Start of Information supplied
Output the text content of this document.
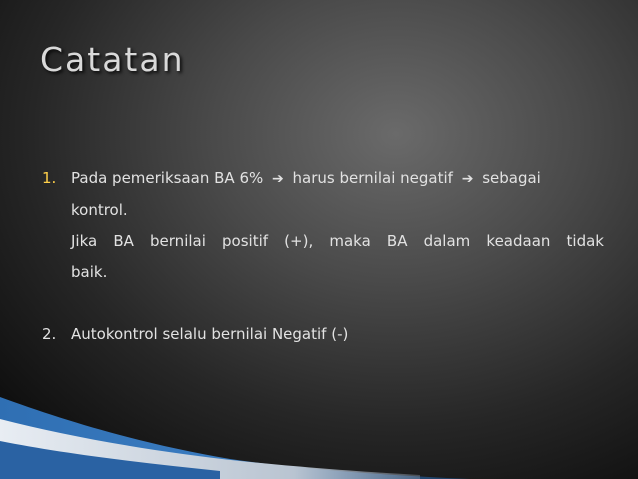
Catatan
1. Pada pemeriksaan BA 6% ➔ harus bernilai negatif ➔ sebagai
kontrol.
Jika BA bernilai positif (+), maka BA dalam keadaan tidak
baik.
2. Autokontrol selalu bernilai Negatif (-)
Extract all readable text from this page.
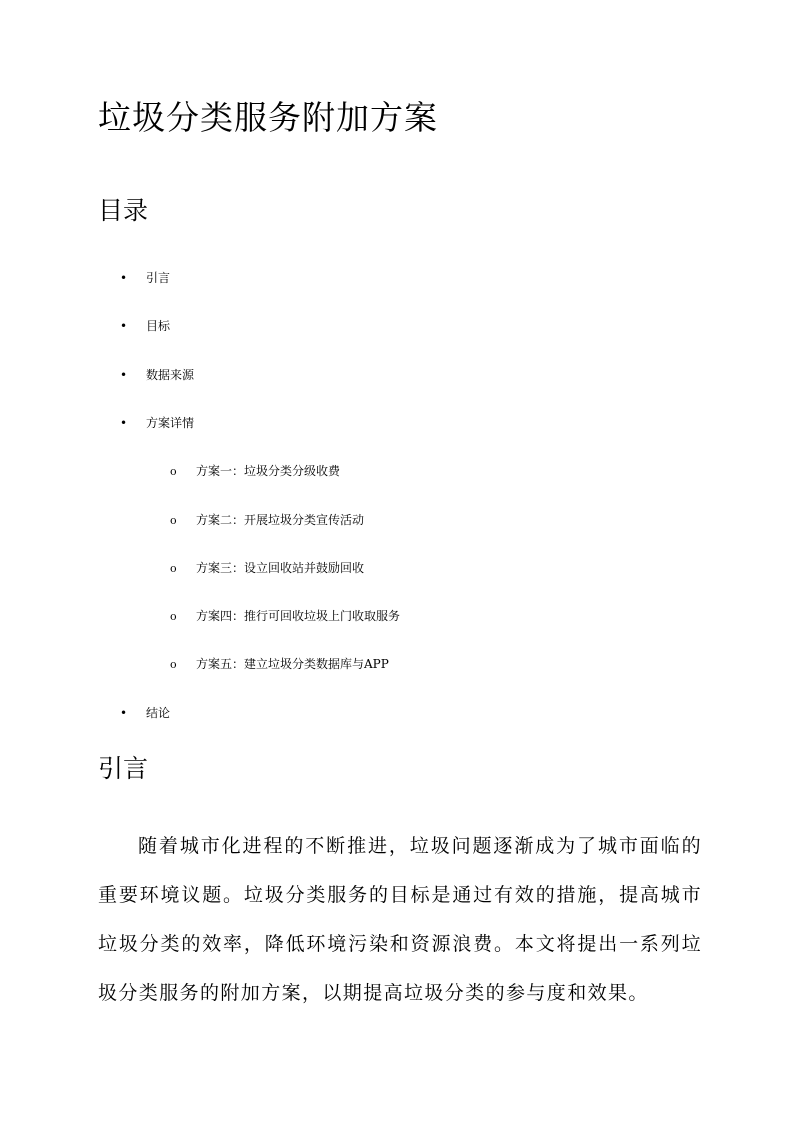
垃圾分类服务附加方案
目录
• 引言
• 目标
• 数据来源
• 方案详情
o 方案一：垃圾分类分级收费
o 方案二：开展垃圾分类宣传活动
o 方案三：设立回收站并鼓励回收
o 方案四：推行可回收垃圾上门收取服务
o 方案五：建立垃圾分类数据库与APP
• 结论
引言

随着城市化进程的不断推进，垃圾问题逐渐成为了城市面临的重要环境议题。垃圾分类服务的目标是通过有效的措施，提高城市垃圾分类的效率，降低环境污染和资源浪费。本文将提出一系列垃圾分类服务的附加方案，以期提高垃圾分类的参与度和效果。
End of Information supplied
- _Work required_: Search the entries for the word "bernilai", then list each line that holds it.

- _Result_:
1. Pada pemeriksaan BA 6% ➔ harus bernilai negatif ➔ sebagai
Jika BA bernilai positif (+), maka BA dalam keadaan tidak
2. Autokontrol selalu bernilai Negatif (-)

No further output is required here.